**Description of the task**
Return the listing below word for word.
■ ■ ■ ■ ■
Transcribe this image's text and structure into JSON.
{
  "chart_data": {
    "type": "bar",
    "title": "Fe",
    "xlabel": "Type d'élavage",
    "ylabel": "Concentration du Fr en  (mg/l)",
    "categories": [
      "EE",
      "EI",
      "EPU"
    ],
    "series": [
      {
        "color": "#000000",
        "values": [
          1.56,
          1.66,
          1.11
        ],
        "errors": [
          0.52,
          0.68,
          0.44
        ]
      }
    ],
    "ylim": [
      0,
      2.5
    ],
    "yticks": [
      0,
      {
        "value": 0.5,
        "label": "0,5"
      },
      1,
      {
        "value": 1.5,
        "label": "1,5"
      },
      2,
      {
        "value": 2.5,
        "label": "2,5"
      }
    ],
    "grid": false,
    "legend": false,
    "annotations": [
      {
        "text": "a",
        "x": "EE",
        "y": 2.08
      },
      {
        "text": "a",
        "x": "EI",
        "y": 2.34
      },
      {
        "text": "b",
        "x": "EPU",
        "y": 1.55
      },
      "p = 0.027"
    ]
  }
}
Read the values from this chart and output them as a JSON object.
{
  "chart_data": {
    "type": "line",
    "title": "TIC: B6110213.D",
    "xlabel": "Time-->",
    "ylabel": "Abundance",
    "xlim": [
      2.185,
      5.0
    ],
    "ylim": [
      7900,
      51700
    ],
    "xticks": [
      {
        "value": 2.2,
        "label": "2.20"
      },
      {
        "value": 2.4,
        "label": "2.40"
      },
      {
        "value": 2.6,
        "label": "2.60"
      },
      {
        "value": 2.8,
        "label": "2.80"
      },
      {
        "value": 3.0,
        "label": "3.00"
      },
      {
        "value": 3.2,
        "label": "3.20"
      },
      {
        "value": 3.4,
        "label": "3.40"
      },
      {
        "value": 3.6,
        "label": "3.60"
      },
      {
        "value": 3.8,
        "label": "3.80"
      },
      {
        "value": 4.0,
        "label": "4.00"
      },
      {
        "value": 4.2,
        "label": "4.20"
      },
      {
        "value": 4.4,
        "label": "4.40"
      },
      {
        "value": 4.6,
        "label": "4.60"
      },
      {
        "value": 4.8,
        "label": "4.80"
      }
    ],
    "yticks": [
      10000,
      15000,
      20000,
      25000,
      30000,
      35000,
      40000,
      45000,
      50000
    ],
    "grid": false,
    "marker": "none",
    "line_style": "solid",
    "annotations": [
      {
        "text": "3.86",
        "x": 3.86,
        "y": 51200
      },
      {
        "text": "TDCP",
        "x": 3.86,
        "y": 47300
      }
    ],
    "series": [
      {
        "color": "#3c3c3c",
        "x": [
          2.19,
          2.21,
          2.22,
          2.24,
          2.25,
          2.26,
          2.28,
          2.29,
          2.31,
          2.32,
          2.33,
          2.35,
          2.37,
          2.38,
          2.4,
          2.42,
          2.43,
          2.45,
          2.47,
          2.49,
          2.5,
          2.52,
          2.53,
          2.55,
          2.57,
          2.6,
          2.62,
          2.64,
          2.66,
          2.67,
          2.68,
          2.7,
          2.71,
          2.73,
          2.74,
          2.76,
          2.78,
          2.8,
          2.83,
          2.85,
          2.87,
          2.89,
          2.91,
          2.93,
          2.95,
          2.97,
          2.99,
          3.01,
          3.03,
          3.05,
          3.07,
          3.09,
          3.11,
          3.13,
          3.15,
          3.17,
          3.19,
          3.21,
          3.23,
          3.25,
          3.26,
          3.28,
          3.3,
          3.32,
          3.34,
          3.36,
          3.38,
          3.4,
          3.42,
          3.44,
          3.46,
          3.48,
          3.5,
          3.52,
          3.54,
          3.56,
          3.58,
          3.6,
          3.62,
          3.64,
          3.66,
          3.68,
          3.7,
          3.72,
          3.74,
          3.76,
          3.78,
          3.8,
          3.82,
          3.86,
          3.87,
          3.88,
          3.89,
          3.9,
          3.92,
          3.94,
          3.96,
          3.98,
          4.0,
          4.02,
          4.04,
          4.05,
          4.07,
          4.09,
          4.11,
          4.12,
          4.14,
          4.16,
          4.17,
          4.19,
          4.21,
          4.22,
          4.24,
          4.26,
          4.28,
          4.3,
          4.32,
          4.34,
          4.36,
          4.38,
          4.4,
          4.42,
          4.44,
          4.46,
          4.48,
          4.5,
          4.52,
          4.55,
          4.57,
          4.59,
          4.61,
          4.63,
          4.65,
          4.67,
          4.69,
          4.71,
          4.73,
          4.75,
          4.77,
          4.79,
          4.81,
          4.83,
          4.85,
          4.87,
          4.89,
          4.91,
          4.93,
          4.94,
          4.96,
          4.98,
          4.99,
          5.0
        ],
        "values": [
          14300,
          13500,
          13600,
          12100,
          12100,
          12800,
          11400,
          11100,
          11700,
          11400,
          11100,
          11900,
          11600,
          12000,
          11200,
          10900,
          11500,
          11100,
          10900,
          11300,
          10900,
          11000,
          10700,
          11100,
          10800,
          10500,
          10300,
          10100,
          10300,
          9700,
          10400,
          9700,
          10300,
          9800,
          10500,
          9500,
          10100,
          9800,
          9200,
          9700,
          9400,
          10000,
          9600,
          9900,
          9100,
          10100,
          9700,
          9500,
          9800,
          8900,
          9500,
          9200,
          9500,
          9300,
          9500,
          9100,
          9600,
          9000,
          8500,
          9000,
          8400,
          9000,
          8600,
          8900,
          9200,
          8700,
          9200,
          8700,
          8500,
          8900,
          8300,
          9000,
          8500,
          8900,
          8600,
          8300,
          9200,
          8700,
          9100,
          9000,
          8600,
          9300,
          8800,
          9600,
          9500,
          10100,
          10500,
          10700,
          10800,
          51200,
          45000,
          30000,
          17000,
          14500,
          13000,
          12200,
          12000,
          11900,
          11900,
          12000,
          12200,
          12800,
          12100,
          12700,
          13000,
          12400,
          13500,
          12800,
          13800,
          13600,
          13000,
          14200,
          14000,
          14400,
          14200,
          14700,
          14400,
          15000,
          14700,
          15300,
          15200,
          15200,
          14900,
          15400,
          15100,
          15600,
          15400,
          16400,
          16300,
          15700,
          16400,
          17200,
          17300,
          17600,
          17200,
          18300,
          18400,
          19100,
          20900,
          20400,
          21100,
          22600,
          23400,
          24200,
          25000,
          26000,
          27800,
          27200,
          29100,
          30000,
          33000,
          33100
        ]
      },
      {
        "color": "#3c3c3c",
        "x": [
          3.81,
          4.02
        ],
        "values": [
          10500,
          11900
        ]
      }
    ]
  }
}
■ ■ ■ ■ ■
**Answer to this exercise**
Transcribe this image's text and structure into JSON.
{
  "chart_data": {
    "type": "bar",
    "title": "Fe",
    "xlabel": "Type d'élavage",
    "ylabel": "Concentration du Fr en  (mg/l)",
    "categories": [
      "EE",
      "EI",
      "EPU"
    ],
    "series": [
      {
        "color": "#000000",
        "values": [
          1.56,
          1.66,
          1.11
        ],
        "errors": [
          0.52,
          0.68,
          0.44
        ]
      }
    ],
    "ylim": [
      0,
      2.5
    ],
    "yticks": [
      0,
      {
        "value": 0.5,
        "label": "0,5"
      },
      1,
      {
        "value": 1.5,
        "label": "1,5"
      },
      2,
      {
        "value": 2.5,
        "label": "2,5"
      }
    ],
    "grid": false,
    "legend": false,
    "annotations": [
      {
        "text": "a",
        "x": "EE",
        "y": 2.08
      },
      {
        "text": "a",
        "x": "EI",
        "y": 2.34
      },
      {
        "text": "b",
        "x": "EPU",
        "y": 1.55
      },
      "p = 0.027"
    ]
  }
}
Read the values from this chart and output them as a JSON object.
{
  "chart_data": {
    "type": "line",
    "title": "TIC: B6110213.D",
    "xlabel": "Time-->",
    "ylabel": "Abundance",
    "xlim": [
      2.185,
      5.0
    ],
    "ylim": [
      7900,
      51700
    ],
    "xticks": [
      {
        "value": 2.2,
        "label": "2.20"
      },
      {
        "value": 2.4,
        "label": "2.40"
      },
      {
        "value": 2.6,
        "label": "2.60"
      },
      {
        "value": 2.8,
        "label": "2.80"
      },
      {
        "value": 3.0,
        "label": "3.00"
      },
      {
        "value": 3.2,
        "label": "3.20"
      },
      {
        "value": 3.4,
        "label": "3.40"
      },
      {
        "value": 3.6,
        "label": "3.60"
      },
      {
        "value": 3.8,
        "label": "3.80"
      },
      {
        "value": 4.0,
        "label": "4.00"
      },
      {
        "value": 4.2,
        "label": "4.20"
      },
      {
        "value": 4.4,
        "label": "4.40"
      },
      {
        "value": 4.6,
        "label": "4.60"
      },
      {
        "value": 4.8,
        "label": "4.80"
      }
    ],
    "yticks": [
      10000,
      15000,
      20000,
      25000,
      30000,
      35000,
      40000,
      45000,
      50000
    ],
    "grid": false,
    "marker": "none",
    "line_style": "solid",
    "annotations": [
      {
        "text": "3.86",
        "x": 3.86,
        "y": 51200
      },
      {
        "text": "TDCP",
        "x": 3.86,
        "y": 47300
      }
    ],
    "series": [
      {
        "color": "#3c3c3c",
        "x": [
          2.19,
          2.21,
          2.22,
          2.24,
          2.25,
          2.26,
          2.28,
          2.29,
          2.31,
          2.32,
          2.33,
          2.35,
          2.37,
          2.38,
          2.4,
          2.42,
          2.43,
          2.45,
          2.47,
          2.49,
          2.5,
          2.52,
          2.53,
          2.55,
          2.57,
          2.6,
          2.62,
          2.64,
          2.66,
          2.67,
          2.68,
          2.7,
          2.71,
          2.73,
          2.74,
          2.76,
          2.78,
          2.8,
          2.83,
          2.85,
          2.87,
          2.89,
          2.91,
          2.93,
          2.95,
          2.97,
          2.99,
          3.01,
          3.03,
          3.05,
          3.07,
          3.09,
          3.11,
          3.13,
          3.15,
          3.17,
          3.19,
          3.21,
          3.23,
          3.25,
          3.26,
          3.28,
          3.3,
          3.32,
          3.34,
          3.36,
          3.38,
          3.4,
          3.42,
          3.44,
          3.46,
          3.48,
          3.5,
          3.52,
          3.54,
          3.56,
          3.58,
          3.6,
          3.62,
          3.64,
          3.66,
          3.68,
          3.7,
          3.72,
          3.74,
          3.76,
          3.78,
          3.8,
          3.82,
          3.86,
          3.87,
          3.88,
          3.89,
          3.9,
          3.92,
          3.94,
          3.96,
          3.98,
          4.0,
          4.02,
          4.04,
          4.05,
          4.07,
          4.09,
          4.11,
          4.12,
          4.14,
          4.16,
          4.17,
          4.19,
          4.21,
          4.22,
          4.24,
          4.26,
          4.28,
          4.3,
          4.32,
          4.34,
          4.36,
          4.38,
          4.4,
          4.42,
          4.44,
          4.46,
          4.48,
          4.5,
          4.52,
          4.55,
          4.57,
          4.59,
          4.61,
          4.63,
          4.65,
          4.67,
          4.69,
          4.71,
          4.73,
          4.75,
          4.77,
          4.79,
          4.81,
          4.83,
          4.85,
          4.87,
          4.89,
          4.91,
          4.93,
          4.94,
          4.96,
          4.98,
          4.99,
          5.0
        ],
        "values": [
          14300,
          13500,
          13600,
          12100,
          12100,
          12800,
          11400,
          11100,
          11700,
          11400,
          11100,
          11900,
          11600,
          12000,
          11200,
          10900,
          11500,
          11100,
          10900,
          11300,
          10900,
          11000,
          10700,
          11100,
          10800,
          10500,
          10300,
          10100,
          10300,
          9700,
          10400,
          9700,
          10300,
          9800,
          10500,
          9500,
          10100,
          9800,
          9200,
          9700,
          9400,
          10000,
          9600,
          9900,
          9100,
          10100,
          9700,
          9500,
          9800,
          8900,
          9500,
          9200,
          9500,
          9300,
          9500,
          9100,
          9600,
          9000,
          8500,
          9000,
          8400,
          9000,
          8600,
          8900,
          9200,
          8700,
          9200,
          8700,
          8500,
          8900,
          8300,
          9000,
          8500,
          8900,
          8600,
          8300,
          9200,
          8700,
          9100,
          9000,
          8600,
          9300,
          8800,
          9600,
          9500,
          10100,
          10500,
          10700,
          10800,
          51200,
          45000,
          30000,
          17000,
          14500,
          13000,
          12200,
          12000,
          11900,
          11900,
          12000,
          12200,
          12800,
          12100,
          12700,
          13000,
          12400,
          13500,
          12800,
          13800,
          13600,
          13000,
          14200,
          14000,
          14400,
          14200,
          14700,
          14400,
          15000,
          14700,
          15300,
          15200,
          15200,
          14900,
          15400,
          15100,
          15600,
          15400,
          16400,
          16300,
          15700,
          16400,
          17200,
          17300,
          17600,
          17200,
          18300,
          18400,
          19100,
          20900,
          20400,
          21100,
          22600,
          23400,
          24200,
          25000,
          26000,
          27800,
          27200,
          29100,
          30000,
          33000,
          33100
        ]
      },
      {
        "color": "#3c3c3c",
        "x": [
          3.81,
          4.02
        ],
        "values": [
          10500,
          11900
        ]
      }
    ]
  }
}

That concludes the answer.